## To do:
Please print all of the material below, word for word.

## Data excerpts:
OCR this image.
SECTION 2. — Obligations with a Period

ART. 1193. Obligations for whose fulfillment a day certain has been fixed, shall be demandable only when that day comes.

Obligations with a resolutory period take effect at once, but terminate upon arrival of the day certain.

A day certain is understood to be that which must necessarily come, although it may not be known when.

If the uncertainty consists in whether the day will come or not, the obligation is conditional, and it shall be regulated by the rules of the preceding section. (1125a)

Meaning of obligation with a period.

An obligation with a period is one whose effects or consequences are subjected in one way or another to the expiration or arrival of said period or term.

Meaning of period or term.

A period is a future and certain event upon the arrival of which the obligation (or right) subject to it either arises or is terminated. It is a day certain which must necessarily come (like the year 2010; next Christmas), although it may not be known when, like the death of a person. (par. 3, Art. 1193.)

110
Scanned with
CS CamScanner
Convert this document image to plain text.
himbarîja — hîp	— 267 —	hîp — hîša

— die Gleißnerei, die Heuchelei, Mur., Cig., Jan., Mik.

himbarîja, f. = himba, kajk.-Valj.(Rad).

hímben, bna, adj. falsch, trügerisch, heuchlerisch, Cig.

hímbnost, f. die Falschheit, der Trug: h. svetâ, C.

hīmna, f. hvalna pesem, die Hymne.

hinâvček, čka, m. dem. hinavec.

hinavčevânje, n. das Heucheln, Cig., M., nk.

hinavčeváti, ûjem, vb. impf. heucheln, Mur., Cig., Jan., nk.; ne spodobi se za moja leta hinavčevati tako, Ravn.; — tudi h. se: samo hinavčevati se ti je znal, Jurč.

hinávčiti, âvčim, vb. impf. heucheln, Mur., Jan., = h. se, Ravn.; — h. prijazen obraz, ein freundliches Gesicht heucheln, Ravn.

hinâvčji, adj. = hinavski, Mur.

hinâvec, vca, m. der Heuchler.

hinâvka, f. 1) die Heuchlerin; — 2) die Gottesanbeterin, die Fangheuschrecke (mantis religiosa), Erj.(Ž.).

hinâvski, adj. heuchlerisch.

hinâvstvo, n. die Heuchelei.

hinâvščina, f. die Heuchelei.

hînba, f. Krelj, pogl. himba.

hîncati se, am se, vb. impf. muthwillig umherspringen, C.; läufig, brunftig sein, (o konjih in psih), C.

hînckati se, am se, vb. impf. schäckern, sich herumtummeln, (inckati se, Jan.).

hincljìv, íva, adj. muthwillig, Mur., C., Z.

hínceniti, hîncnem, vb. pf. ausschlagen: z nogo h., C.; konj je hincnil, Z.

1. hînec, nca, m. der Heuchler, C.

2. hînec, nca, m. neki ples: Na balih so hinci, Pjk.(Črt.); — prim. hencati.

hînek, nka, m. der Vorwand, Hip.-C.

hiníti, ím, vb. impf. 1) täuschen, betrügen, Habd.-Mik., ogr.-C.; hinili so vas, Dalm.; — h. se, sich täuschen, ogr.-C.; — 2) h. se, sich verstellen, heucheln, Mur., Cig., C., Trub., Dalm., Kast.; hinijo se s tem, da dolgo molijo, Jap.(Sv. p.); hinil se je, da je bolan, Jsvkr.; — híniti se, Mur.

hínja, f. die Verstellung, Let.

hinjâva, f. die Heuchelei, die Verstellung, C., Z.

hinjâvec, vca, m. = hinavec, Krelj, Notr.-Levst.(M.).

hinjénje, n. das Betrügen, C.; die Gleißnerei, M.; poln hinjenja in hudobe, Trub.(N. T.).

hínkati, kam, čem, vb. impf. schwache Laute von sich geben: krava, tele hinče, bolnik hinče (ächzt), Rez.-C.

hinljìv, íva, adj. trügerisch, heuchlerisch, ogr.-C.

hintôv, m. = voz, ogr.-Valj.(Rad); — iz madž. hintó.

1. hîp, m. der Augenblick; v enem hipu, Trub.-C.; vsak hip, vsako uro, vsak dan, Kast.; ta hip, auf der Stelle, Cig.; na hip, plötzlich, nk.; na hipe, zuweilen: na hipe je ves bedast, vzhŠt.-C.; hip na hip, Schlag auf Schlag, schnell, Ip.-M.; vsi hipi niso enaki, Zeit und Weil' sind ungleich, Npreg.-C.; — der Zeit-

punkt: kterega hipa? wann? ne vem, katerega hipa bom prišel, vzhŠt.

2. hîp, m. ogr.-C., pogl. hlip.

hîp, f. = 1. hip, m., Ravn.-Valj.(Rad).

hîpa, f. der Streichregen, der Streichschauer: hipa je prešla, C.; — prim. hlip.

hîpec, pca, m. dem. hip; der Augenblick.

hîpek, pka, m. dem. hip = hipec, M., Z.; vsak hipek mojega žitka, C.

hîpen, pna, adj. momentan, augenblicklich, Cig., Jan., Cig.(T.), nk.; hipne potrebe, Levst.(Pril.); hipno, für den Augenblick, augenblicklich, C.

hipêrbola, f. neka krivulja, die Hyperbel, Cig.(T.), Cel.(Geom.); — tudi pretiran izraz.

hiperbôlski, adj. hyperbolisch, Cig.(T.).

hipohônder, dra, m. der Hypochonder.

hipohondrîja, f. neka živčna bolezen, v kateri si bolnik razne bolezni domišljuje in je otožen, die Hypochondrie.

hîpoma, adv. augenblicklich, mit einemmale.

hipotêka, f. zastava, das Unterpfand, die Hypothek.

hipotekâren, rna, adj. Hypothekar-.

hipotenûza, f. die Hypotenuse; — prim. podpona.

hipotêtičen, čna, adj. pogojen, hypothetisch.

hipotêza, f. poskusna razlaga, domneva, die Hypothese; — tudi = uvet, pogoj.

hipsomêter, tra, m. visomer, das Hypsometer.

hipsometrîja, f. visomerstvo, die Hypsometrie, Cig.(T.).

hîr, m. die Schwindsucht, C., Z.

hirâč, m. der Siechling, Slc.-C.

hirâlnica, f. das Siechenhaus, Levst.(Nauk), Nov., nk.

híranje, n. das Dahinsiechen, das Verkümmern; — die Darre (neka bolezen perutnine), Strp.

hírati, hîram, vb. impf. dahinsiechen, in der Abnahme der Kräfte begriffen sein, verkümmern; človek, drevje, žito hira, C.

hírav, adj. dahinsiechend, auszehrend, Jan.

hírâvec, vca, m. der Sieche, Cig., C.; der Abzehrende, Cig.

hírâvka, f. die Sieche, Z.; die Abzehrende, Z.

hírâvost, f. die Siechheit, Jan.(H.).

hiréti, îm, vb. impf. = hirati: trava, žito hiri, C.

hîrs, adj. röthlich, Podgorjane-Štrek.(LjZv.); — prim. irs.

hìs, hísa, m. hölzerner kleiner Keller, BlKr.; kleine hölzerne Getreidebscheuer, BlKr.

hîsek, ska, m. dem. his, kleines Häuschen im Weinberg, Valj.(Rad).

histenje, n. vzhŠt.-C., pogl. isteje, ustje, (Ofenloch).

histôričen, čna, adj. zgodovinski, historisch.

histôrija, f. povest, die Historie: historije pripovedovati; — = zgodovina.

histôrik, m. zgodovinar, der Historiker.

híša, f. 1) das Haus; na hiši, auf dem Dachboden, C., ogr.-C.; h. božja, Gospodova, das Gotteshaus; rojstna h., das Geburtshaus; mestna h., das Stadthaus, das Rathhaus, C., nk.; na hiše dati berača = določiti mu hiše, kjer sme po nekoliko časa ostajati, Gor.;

## Solution for this exercise:
OCR this image.
SECTION 2. — Obligations with a Period

ART. 1193. Obligations for whose fulfillment a day certain has been fixed, shall be demandable only when that day comes.

Obligations with a resolutory period take effect at once, but terminate upon arrival of the day certain.

A day certain is understood to be that which must necessarily come, although it may not be known when.

If the uncertainty consists in whether the day will come or not, the obligation is conditional, and it shall be regulated by the rules of the preceding section. (1125a)

Meaning of obligation with a period.

An obligation with a period is one whose effects or consequences are subjected in one way or another to the expiration or arrival of said period or term.

Meaning of period or term.

A period is a future and certain event upon the arrival of which the obligation (or right) subject to it either arises or is terminated. It is a day certain which must necessarily come (like the year 2010; next Christmas), although it may not be known when, like the death of a person. (par. 3, Art. 1193.)

110
Scanned with
CS CamScanner
Convert this document image to plain text.
himbarîja — hîp	— 267 —	hîp — hîša

— die Gleißnerei, die Heuchelei, Mur., Cig., Jan., Mik.

himbarîja, f. = himba, kajk.-Valj.(Rad).

hímben, bna, adj. falsch, trügerisch, heuchlerisch, Cig.

hímbnost, f. die Falschheit, der Trug: h. svetâ, C.

hīmna, f. hvalna pesem, die Hymne.

hinâvček, čka, m. dem. hinavec.

hinavčevânje, n. das Heucheln, Cig., M., nk.

hinavčeváti, ûjem, vb. impf. heucheln, Mur., Cig., Jan., nk.; ne spodobi se za moja leta hinavčevati tako, Ravn.; — tudi h. se: samo hinavčevati se ti je znal, Jurč.

hinávčiti, âvčim, vb. impf. heucheln, Mur., Jan., = h. se, Ravn.; — h. prijazen obraz, ein freundliches Gesicht heucheln, Ravn.

hinâvčji, adj. = hinavski, Mur.

hinâvec, vca, m. der Heuchler.

hinâvka, f. 1) die Heuchlerin; — 2) die Gottesanbeterin, die Fangheuschrecke (mantis religiosa), Erj.(Ž.).

hinâvski, adj. heuchlerisch.

hinâvstvo, n. die Heuchelei.

hinâvščina, f. die Heuchelei.

hînba, f. Krelj, pogl. himba.

hîncati se, am se, vb. impf. muthwillig umherspringen, C.; läufig, brunftig sein, (o konjih in psih), C.

hînckati se, am se, vb. impf. schäckern, sich herumtummeln, (inckati se, Jan.).

hincljìv, íva, adj. muthwillig, Mur., C., Z.

hínceniti, hîncnem, vb. pf. ausschlagen: z nogo h., C.; konj je hincnil, Z.

1. hînec, nca, m. der Heuchler, C.

2. hînec, nca, m. neki ples: Na balih so hinci, Pjk.(Črt.); — prim. hencati.

hînek, nka, m. der Vorwand, Hip.-C.

hiníti, ím, vb. impf. 1) täuschen, betrügen, Habd.-Mik., ogr.-C.; hinili so vas, Dalm.; — h. se, sich täuschen, ogr.-C.; — 2) h. se, sich verstellen, heucheln, Mur., Cig., C., Trub., Dalm., Kast.; hinijo se s tem, da dolgo molijo, Jap.(Sv. p.); hinil se je, da je bolan, Jsvkr.; — híniti se, Mur.

hínja, f. die Verstellung, Let.

hinjâva, f. die Heuchelei, die Verstellung, C., Z.

hinjâvec, vca, m. = hinavec, Krelj, Notr.-Levst.(M.).

hinjénje, n. das Betrügen, C.; die Gleißnerei, M.; poln hinjenja in hudobe, Trub.(N. T.).

hínkati, kam, čem, vb. impf. schwache Laute von sich geben: krava, tele hinče, bolnik hinče (ächzt), Rez.-C.

hinljìv, íva, adj. trügerisch, heuchlerisch, ogr.-C.

hintôv, m. = voz, ogr.-Valj.(Rad); — iz madž. hintó.

1. hîp, m. der Augenblick; v enem hipu, Trub.-C.; vsak hip, vsako uro, vsak dan, Kast.; ta hip, auf der Stelle, Cig.; na hip, plötzlich, nk.; na hipe, zuweilen: na hipe je ves bedast, vzhŠt.-C.; hip na hip, Schlag auf Schlag, schnell, Ip.-M.; vsi hipi niso enaki, Zeit und Weil' sind ungleich, Npreg.-C.; — der Zeit-

punkt: kterega hipa? wann? ne vem, katerega hipa bom prišel, vzhŠt.

2. hîp, m. ogr.-C., pogl. hlip.

hîp, f. = 1. hip, m., Ravn.-Valj.(Rad).

hîpa, f. der Streichregen, der Streichschauer: hipa je prešla, C.; — prim. hlip.

hîpec, pca, m. dem. hip; der Augenblick.

hîpek, pka, m. dem. hip = hipec, M., Z.; vsak hipek mojega žitka, C.

hîpen, pna, adj. momentan, augenblicklich, Cig., Jan., Cig.(T.), nk.; hipne potrebe, Levst.(Pril.); hipno, für den Augenblick, augenblicklich, C.

hipêrbola, f. neka krivulja, die Hyperbel, Cig.(T.), Cel.(Geom.); — tudi pretiran izraz.

hiperbôlski, adj. hyperbolisch, Cig.(T.).

hipohônder, dra, m. der Hypochonder.

hipohondrîja, f. neka živčna bolezen, v kateri si bolnik razne bolezni domišljuje in je otožen, die Hypochondrie.

hîpoma, adv. augenblicklich, mit einemmale.

hipotêka, f. zastava, das Unterpfand, die Hypothek.

hipotekâren, rna, adj. Hypothekar-.

hipotenûza, f. die Hypotenuse; — prim. podpona.

hipotêtičen, čna, adj. pogojen, hypothetisch.

hipotêza, f. poskusna razlaga, domneva, die Hypothese; — tudi = uvet, pogoj.

hipsomêter, tra, m. visomer, das Hypsometer.

hipsometrîja, f. visomerstvo, die Hypsometrie, Cig.(T.).

hîr, m. die Schwindsucht, C., Z.

hirâč, m. der Siechling, Slc.-C.

hirâlnica, f. das Siechenhaus, Levst.(Nauk), Nov., nk.

híranje, n. das Dahinsiechen, das Verkümmern; — die Darre (neka bolezen perutnine), Strp.

hírati, hîram, vb. impf. dahinsiechen, in der Abnahme der Kräfte begriffen sein, verkümmern; človek, drevje, žito hira, C.

hírav, adj. dahinsiechend, auszehrend, Jan.

hírâvec, vca, m. der Sieche, Cig., C.; der Abzehrende, Cig.

hírâvka, f. die Sieche, Z.; die Abzehrende, Z.

hírâvost, f. die Siechheit, Jan.(H.).

hiréti, îm, vb. impf. = hirati: trava, žito hiri, C.

hîrs, adj. röthlich, Podgorjane-Štrek.(LjZv.); — prim. irs.

hìs, hísa, m. hölzerner kleiner Keller, BlKr.; kleine hölzerne Getreidebscheuer, BlKr.

hîsek, ska, m. dem. his, kleines Häuschen im Weinberg, Valj.(Rad).

histenje, n. vzhŠt.-C., pogl. isteje, ustje, (Ofenloch).

histôričen, čna, adj. zgodovinski, historisch.

histôrija, f. povest, die Historie: historije pripovedovati; — = zgodovina.

histôrik, m. zgodovinar, der Historiker.

híša, f. 1) das Haus; na hiši, auf dem Dachboden, C., ogr.-C.; h. božja, Gospodova, das Gotteshaus; rojstna h., das Geburtshaus; mestna h., das Stadthaus, das Rathhaus, C., nk.; na hiše dati berača = določiti mu hiše, kjer sme po nekoliko časa ostajati, Gor.;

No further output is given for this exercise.